Print each line exactly as it is given.

>>

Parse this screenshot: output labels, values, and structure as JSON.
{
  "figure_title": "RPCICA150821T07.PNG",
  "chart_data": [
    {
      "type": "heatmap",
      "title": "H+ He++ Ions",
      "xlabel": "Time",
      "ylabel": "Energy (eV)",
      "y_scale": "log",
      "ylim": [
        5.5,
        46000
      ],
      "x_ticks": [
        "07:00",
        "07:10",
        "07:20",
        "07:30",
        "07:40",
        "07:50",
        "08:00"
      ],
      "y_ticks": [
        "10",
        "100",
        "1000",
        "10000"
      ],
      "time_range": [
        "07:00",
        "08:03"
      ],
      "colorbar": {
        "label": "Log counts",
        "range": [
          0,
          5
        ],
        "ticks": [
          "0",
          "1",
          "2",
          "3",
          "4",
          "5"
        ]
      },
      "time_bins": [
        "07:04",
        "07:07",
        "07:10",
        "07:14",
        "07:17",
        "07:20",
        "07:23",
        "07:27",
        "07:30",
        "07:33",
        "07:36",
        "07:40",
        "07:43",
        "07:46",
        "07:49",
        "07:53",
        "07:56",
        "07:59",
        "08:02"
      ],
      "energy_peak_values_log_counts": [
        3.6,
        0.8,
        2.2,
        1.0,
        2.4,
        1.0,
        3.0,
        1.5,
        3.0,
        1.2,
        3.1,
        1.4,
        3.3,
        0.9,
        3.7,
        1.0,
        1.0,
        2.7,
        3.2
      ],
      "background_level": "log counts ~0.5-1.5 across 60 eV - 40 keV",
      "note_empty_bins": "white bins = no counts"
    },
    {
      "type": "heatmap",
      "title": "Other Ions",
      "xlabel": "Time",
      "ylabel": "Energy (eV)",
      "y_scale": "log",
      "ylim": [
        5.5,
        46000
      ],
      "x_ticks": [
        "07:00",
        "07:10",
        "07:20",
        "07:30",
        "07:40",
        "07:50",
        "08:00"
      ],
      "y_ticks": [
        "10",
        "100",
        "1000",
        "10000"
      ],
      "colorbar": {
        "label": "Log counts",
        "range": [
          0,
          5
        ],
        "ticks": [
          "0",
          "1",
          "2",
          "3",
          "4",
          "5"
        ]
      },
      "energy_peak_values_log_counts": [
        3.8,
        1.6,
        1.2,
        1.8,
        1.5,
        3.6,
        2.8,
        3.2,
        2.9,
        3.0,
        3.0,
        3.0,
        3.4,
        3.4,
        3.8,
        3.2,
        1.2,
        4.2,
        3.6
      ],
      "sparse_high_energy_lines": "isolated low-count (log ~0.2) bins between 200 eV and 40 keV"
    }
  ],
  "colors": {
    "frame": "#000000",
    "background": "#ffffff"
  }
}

<<

§ **Solution to this problem**
Parse this screenshot: output labels, values, and structure as JSON.
{
  "figure_title": "RPCICA150821T07.PNG",
  "chart_data": [
    {
      "type": "heatmap",
      "title": "H+ He++ Ions",
      "xlabel": "Time",
      "ylabel": "Energy (eV)",
      "y_scale": "log",
      "ylim": [
        5.5,
        46000
      ],
      "x_ticks": [
        "07:00",
        "07:10",
        "07:20",
        "07:30",
        "07:40",
        "07:50",
        "08:00"
      ],
      "y_ticks": [
        "10",
        "100",
        "1000",
        "10000"
      ],
      "time_range": [
        "07:00",
        "08:03"
      ],
      "colorbar": {
        "label": "Log counts",
        "range": [
          0,
          5
        ],
        "ticks": [
          "0",
          "1",
          "2",
          "3",
          "4",
          "5"
        ]
      },
      "time_bins": [
        "07:04",
        "07:07",
        "07:10",
        "07:14",
        "07:17",
        "07:20",
        "07:23",
        "07:27",
        "07:30",
        "07:33",
        "07:36",
        "07:40",
        "07:43",
        "07:46",
        "07:49",
        "07:53",
        "07:56",
        "07:59",
        "08:02"
      ],
      "energy_peak_values_log_counts": [
        3.6,
        0.8,
        2.2,
        1.0,
        2.4,
        1.0,
        3.0,
        1.5,
        3.0,
        1.2,
        3.1,
        1.4,
        3.3,
        0.9,
        3.7,
        1.0,
        1.0,
        2.7,
        3.2
      ],
      "background_level": "log counts ~0.5-1.5 across 60 eV - 40 keV",
      "note_empty_bins": "white bins = no counts"
    },
    {
      "type": "heatmap",
      "title": "Other Ions",
      "xlabel": "Time",
      "ylabel": "Energy (eV)",
      "y_scale": "log",
      "ylim": [
        5.5,
        46000
      ],
      "x_ticks": [
        "07:00",
        "07:10",
        "07:20",
        "07:30",
        "07:40",
        "07:50",
        "08:00"
      ],
      "y_ticks": [
        "10",
        "100",
        "1000",
        "10000"
      ],
      "colorbar": {
        "label": "Log counts",
        "range": [
          0,
          5
        ],
        "ticks": [
          "0",
          "1",
          "2",
          "3",
          "4",
          "5"
        ]
      },
      "energy_peak_values_log_counts": [
        3.8,
        1.6,
        1.2,
        1.8,
        1.5,
        3.6,
        2.8,
        3.2,
        2.9,
        3.0,
        3.0,
        3.0,
        3.4,
        3.4,
        3.8,
        3.2,
        1.2,
        4.2,
        3.6
      ],
      "sparse_high_energy_lines": "isolated low-count (log ~0.2) bins between 200 eV and 40 keV"
    }
  ],
  "colors": {
    "frame": "#000000",
    "background": "#ffffff"
  }
}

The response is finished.